**BRIEF:**
Of the lines in the entries, how many hold the word "Brightness"? Give that number alone.

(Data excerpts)
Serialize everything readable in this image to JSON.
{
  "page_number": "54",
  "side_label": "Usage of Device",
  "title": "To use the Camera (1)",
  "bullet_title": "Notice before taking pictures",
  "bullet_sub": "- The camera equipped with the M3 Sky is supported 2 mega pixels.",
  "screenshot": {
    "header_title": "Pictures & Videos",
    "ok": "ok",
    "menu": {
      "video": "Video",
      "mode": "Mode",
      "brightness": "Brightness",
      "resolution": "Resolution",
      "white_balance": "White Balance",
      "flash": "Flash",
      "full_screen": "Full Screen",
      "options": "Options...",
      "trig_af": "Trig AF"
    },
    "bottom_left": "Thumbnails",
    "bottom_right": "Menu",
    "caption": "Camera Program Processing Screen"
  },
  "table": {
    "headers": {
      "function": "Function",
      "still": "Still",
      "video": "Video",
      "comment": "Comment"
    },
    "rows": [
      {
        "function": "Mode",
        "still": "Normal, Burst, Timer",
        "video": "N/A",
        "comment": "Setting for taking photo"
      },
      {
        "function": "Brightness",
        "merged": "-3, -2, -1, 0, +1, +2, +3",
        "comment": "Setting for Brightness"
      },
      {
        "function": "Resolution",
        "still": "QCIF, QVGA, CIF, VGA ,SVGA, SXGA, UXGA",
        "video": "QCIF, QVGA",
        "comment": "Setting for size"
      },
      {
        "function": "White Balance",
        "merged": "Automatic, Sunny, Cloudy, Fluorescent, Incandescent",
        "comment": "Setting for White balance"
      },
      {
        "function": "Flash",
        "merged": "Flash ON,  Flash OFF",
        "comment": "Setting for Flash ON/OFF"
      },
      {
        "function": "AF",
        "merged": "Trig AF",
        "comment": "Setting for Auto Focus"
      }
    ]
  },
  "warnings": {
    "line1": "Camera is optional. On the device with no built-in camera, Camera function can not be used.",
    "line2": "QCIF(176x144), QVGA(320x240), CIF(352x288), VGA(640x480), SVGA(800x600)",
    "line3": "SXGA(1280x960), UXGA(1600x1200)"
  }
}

**COMPLETE ANSWER:**
3